──────── Records provided ────────

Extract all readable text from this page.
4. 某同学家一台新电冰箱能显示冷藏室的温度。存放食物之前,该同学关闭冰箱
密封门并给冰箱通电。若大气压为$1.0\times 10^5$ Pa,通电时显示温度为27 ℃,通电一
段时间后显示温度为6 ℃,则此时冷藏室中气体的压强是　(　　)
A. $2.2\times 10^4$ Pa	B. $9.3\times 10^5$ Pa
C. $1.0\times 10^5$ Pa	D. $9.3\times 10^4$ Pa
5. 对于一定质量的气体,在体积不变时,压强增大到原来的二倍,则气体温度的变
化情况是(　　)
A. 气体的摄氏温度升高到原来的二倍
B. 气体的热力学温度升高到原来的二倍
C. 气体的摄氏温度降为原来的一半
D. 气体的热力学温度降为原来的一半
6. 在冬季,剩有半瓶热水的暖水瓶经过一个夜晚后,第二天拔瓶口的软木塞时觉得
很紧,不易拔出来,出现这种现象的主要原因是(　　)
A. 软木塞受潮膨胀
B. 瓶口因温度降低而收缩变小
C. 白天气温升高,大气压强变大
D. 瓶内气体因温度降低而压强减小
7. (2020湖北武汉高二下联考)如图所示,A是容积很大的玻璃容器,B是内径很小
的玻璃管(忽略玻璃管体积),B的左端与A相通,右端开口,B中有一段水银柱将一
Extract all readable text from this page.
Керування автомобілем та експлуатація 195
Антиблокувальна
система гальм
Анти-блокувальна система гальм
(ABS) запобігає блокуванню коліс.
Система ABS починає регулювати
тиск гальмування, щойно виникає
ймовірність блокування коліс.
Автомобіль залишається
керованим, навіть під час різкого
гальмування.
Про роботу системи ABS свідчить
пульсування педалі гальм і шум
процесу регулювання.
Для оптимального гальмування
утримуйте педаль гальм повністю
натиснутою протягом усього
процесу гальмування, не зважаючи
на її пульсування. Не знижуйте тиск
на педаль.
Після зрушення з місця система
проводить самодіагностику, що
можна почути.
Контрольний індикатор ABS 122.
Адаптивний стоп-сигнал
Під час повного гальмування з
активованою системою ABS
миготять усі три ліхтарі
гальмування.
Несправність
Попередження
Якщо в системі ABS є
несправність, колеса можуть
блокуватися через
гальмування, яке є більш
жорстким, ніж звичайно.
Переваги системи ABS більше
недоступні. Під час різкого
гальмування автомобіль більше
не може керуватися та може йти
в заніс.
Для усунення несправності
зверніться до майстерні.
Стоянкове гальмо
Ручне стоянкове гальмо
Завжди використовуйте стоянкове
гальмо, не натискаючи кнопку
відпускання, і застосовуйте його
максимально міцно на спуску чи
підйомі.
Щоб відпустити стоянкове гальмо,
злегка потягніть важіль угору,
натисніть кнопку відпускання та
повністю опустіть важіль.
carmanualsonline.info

────────

*What to work on*
Output the complete data exactly as written.

*Answer to this exercise*
Extract all readable text from this page.
4. 某同学家一台新电冰箱能显示冷藏室的温度。存放食物之前,该同学关闭冰箱
密封门并给冰箱通电。若大气压为$1.0\times 10^5$ Pa,通电时显示温度为27 ℃,通电一
段时间后显示温度为6 ℃,则此时冷藏室中气体的压强是　(　　)
A. $2.2\times 10^4$ Pa	B. $9.3\times 10^5$ Pa
C. $1.0\times 10^5$ Pa	D. $9.3\times 10^4$ Pa
5. 对于一定质量的气体,在体积不变时,压强增大到原来的二倍,则气体温度的变
化情况是(　　)
A. 气体的摄氏温度升高到原来的二倍
B. 气体的热力学温度升高到原来的二倍
C. 气体的摄氏温度降为原来的一半
D. 气体的热力学温度降为原来的一半
6. 在冬季,剩有半瓶热水的暖水瓶经过一个夜晚后,第二天拔瓶口的软木塞时觉得
很紧,不易拔出来,出现这种现象的主要原因是(　　)
A. 软木塞受潮膨胀
B. 瓶口因温度降低而收缩变小
C. 白天气温升高,大气压强变大
D. 瓶内气体因温度降低而压强减小
7. (2020湖北武汉高二下联考)如图所示,A是容积很大的玻璃容器,B是内径很小
的玻璃管(忽略玻璃管体积),B的左端与A相通,右端开口,B中有一段水银柱将一
Extract all readable text from this page.
Керування автомобілем та експлуатація 195
Антиблокувальна
система гальм
Анти-блокувальна система гальм
(ABS) запобігає блокуванню коліс.
Система ABS починає регулювати
тиск гальмування, щойно виникає
ймовірність блокування коліс.
Автомобіль залишається
керованим, навіть під час різкого
гальмування.
Про роботу системи ABS свідчить
пульсування педалі гальм і шум
процесу регулювання.
Для оптимального гальмування
утримуйте педаль гальм повністю
натиснутою протягом усього
процесу гальмування, не зважаючи
на її пульсування. Не знижуйте тиск
на педаль.
Після зрушення з місця система
проводить самодіагностику, що
можна почути.
Контрольний індикатор ABS 122.
Адаптивний стоп-сигнал
Під час повного гальмування з
активованою системою ABS
миготять усі три ліхтарі
гальмування.
Несправність
Попередження
Якщо в системі ABS є
несправність, колеса можуть
блокуватися через
гальмування, яке є більш
жорстким, ніж звичайно.
Переваги системи ABS більше
недоступні. Під час різкого
гальмування автомобіль більше
не може керуватися та може йти
в заніс.
Для усунення несправності
зверніться до майстерні.
Стоянкове гальмо
Ручне стоянкове гальмо
Завжди використовуйте стоянкове
гальмо, не натискаючи кнопку
відпускання, і застосовуйте його
максимально міцно на спуску чи
підйомі.
Щоб відпустити стоянкове гальмо,
злегка потягніть важіль угору,
натисніть кнопку відпускання та
повністю опустіть важіль.
carmanualsonline.info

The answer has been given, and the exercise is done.